The limitations of this study are the retrospective nature, and the relatively smaller number of patients. There is the problem of referral or selection bias, as our tertiary referral institution sees the more severe cases, resulting in the data reflecting a select subset of our population and not representative of the general population of Singapore. Nevertheless, IU is a relatively uncommon disease, and this data was obtained over a period of 8 years. Also, our tertiary institution has no bias in terms of referral patterns towards any particular age group or ethnicity. Moreover, the results of our study are consistent with other Asian studies and as such, this suggests that these results are representative.
In summary, our results suggest a statistically significant downward trend for the proportion of IU patients over the total uveitis patients in our tertiary referral eye center. In TB endemic countries, a high index of suspicion for TB-associated uveitis is required in patients with associated severe vitritis. Ocular complications developed in about one-third of cases with CME being the most common. Comparisons with other countries showed disparities indicating possible genetic and geographical differences in the etiology of IU.
Funding Statement
The authors have no support or funding to report.

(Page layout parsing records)
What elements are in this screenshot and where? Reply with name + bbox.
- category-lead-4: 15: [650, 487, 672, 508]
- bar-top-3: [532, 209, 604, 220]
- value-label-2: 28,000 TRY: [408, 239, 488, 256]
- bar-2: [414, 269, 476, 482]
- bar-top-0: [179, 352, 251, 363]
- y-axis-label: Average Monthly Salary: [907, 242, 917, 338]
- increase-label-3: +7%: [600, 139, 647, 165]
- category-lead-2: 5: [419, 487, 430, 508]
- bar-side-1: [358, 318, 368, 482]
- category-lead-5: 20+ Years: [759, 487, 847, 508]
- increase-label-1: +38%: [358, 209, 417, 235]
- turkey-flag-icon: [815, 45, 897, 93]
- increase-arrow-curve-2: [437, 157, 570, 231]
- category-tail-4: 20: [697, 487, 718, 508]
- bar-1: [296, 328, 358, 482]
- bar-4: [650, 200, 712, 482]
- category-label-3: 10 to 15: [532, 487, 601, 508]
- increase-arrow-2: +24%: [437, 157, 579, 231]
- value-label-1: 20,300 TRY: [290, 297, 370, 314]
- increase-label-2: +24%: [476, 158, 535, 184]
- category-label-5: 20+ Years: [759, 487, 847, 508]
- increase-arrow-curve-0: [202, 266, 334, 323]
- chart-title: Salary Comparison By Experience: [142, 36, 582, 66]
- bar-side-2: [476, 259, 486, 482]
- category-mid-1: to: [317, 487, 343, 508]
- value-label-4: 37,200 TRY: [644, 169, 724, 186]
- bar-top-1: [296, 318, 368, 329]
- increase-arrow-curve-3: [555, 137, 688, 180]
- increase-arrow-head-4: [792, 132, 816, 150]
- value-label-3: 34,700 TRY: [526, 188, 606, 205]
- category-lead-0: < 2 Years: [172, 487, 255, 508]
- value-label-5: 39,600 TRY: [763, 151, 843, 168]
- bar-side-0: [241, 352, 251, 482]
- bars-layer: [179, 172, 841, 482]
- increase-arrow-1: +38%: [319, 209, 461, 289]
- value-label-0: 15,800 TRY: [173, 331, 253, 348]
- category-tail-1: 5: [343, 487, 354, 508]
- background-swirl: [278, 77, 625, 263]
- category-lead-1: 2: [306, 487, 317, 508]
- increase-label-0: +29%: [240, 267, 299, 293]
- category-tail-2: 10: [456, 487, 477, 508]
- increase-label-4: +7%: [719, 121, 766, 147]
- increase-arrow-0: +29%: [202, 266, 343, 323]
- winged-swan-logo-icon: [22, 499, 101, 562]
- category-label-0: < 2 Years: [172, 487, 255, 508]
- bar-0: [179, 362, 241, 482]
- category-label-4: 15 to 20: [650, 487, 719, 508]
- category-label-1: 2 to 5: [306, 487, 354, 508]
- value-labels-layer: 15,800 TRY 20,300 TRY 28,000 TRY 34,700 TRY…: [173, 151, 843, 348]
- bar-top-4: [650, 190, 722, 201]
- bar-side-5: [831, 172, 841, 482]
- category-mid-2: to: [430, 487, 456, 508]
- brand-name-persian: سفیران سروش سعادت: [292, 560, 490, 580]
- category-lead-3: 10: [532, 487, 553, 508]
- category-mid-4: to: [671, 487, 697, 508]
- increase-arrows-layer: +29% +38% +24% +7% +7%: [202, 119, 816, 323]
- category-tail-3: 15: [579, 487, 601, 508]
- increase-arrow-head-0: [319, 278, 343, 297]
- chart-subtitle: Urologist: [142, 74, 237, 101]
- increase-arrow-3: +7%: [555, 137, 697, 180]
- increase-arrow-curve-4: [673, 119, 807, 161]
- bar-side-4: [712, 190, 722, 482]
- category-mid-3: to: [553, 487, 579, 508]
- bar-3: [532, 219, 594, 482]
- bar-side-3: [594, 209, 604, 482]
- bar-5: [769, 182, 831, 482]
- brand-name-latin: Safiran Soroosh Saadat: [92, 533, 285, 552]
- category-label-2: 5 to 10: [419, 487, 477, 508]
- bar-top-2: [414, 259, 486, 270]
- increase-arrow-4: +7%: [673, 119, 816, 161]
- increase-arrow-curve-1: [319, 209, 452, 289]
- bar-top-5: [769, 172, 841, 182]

--- Problems to solve ---
#1 Please copy a passage from the uveitis excerpt word for word, beginning at the words "In summary, our" and stopping after "etiology of IU.".
#2 Render this sentence from the uveitis excerpt in Spanish: "Also, our tertiary institution has no bias in terms of referral patterns towards any particular age group or ethnicity."
You won't need the records for this work.

--- Results ---
#1
In summary, our results suggest a statistically significant downward trend for the proportion of IU patients over the total uveitis patients in our tertiary referral eye center. In TB endemic countries, a high index of suspicion for TB-associated uveitis is required in patients with associated severe vitritis. Ocular complications developed in about one-third of cases with CME being the most common. Comparisons with other countries showed disparities indicating possible genetic and geographical differences in the etiology of IU.

#2 Además, nuestra institución terciaria no presenta sesgo alguno en los patrones de derivación hacia ningún grupo de edad o etnia en particular.